* **WHAT YOU SHOULD DO**
Set the following entries down again exactly, line by line.
[BEGIN SOURCE DATA]
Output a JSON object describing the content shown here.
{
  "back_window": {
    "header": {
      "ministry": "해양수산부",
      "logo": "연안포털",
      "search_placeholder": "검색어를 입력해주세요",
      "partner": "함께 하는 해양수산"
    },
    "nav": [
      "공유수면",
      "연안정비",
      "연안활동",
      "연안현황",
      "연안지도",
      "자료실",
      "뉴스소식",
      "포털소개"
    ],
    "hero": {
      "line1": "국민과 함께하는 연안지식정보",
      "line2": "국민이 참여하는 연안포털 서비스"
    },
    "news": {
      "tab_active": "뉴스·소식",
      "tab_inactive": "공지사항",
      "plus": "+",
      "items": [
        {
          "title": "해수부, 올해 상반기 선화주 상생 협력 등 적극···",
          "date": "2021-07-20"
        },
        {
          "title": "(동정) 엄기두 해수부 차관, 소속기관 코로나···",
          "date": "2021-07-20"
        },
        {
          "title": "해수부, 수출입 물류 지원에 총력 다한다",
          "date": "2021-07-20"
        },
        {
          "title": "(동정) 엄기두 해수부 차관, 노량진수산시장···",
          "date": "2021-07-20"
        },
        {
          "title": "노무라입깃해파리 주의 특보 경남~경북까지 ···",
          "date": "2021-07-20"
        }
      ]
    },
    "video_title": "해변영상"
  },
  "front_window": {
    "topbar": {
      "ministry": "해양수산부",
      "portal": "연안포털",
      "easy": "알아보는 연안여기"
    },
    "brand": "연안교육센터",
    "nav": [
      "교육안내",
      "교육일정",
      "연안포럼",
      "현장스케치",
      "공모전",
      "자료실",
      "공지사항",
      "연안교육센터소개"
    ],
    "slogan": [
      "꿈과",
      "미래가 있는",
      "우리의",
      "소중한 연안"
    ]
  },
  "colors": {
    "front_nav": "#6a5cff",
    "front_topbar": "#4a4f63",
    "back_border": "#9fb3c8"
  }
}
[END SOURCE DATA]
* **EXERCISE OUTPUT**
Output a JSON object describing the content shown here.
{
  "back_window": {
    "header": {
      "ministry": "해양수산부",
      "logo": "연안포털",
      "search_placeholder": "검색어를 입력해주세요",
      "partner": "함께 하는 해양수산"
    },
    "nav": [
      "공유수면",
      "연안정비",
      "연안활동",
      "연안현황",
      "연안지도",
      "자료실",
      "뉴스소식",
      "포털소개"
    ],
    "hero": {
      "line1": "국민과 함께하는 연안지식정보",
      "line2": "국민이 참여하는 연안포털 서비스"
    },
    "news": {
      "tab_active": "뉴스·소식",
      "tab_inactive": "공지사항",
      "plus": "+",
      "items": [
        {
          "title": "해수부, 올해 상반기 선화주 상생 협력 등 적극···",
          "date": "2021-07-20"
        },
        {
          "title": "(동정) 엄기두 해수부 차관, 소속기관 코로나···",
          "date": "2021-07-20"
        },
        {
          "title": "해수부, 수출입 물류 지원에 총력 다한다",
          "date": "2021-07-20"
        },
        {
          "title": "(동정) 엄기두 해수부 차관, 노량진수산시장···",
          "date": "2021-07-20"
        },
        {
          "title": "노무라입깃해파리 주의 특보 경남~경북까지 ···",
          "date": "2021-07-20"
        }
      ]
    },
    "video_title": "해변영상"
  },
  "front_window": {
    "topbar": {
      "ministry": "해양수산부",
      "portal": "연안포털",
      "easy": "알아보는 연안여기"
    },
    "brand": "연안교육센터",
    "nav": [
      "교육안내",
      "교육일정",
      "연안포럼",
      "현장스케치",
      "공모전",
      "자료실",
      "공지사항",
      "연안교육센터소개"
    ],
    "slogan": [
      "꿈과",
      "미래가 있는",
      "우리의",
      "소중한 연안"
    ]
  },
  "colors": {
    "front_nav": "#6a5cff",
    "front_topbar": "#4a4f63",
    "back_border": "#9fb3c8"
  }
}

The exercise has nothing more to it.